▸ **RECORDS FOR THE EXERCISE**:
□ □ □ □ □ □ □
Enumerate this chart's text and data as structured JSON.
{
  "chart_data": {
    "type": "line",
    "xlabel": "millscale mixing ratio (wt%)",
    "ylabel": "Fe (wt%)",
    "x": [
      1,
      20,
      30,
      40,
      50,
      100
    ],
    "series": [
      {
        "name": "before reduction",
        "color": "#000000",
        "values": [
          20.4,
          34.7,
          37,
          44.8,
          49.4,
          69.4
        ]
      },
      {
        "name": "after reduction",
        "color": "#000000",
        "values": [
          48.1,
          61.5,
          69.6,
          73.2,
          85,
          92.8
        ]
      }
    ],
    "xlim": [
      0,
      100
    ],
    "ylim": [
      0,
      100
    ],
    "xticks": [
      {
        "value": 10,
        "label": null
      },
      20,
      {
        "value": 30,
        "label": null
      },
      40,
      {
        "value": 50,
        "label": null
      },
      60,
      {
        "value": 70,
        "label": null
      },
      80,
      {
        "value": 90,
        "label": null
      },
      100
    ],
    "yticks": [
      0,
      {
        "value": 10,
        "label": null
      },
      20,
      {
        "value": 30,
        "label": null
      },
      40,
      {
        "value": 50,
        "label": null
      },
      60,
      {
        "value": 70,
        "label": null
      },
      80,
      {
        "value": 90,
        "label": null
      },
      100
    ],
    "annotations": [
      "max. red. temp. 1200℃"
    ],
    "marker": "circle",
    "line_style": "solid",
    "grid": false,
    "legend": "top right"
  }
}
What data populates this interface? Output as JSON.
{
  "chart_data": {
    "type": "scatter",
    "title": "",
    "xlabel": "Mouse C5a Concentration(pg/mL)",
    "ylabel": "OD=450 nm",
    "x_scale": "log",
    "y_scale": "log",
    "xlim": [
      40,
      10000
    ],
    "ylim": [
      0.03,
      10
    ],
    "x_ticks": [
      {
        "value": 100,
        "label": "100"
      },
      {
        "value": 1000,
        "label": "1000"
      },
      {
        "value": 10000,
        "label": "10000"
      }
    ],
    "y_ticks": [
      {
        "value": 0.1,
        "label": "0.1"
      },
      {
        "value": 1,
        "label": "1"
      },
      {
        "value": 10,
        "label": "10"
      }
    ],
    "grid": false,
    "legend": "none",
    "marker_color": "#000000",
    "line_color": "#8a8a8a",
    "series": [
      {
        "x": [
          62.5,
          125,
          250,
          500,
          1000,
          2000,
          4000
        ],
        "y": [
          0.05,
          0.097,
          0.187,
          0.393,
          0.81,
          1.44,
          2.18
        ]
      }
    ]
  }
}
□ □ □ □ □ □ □
▸ **WORK REQUIRED**: Write only the number of lines in the data above that include "xlabel".

▸ **THE REPLY**: 2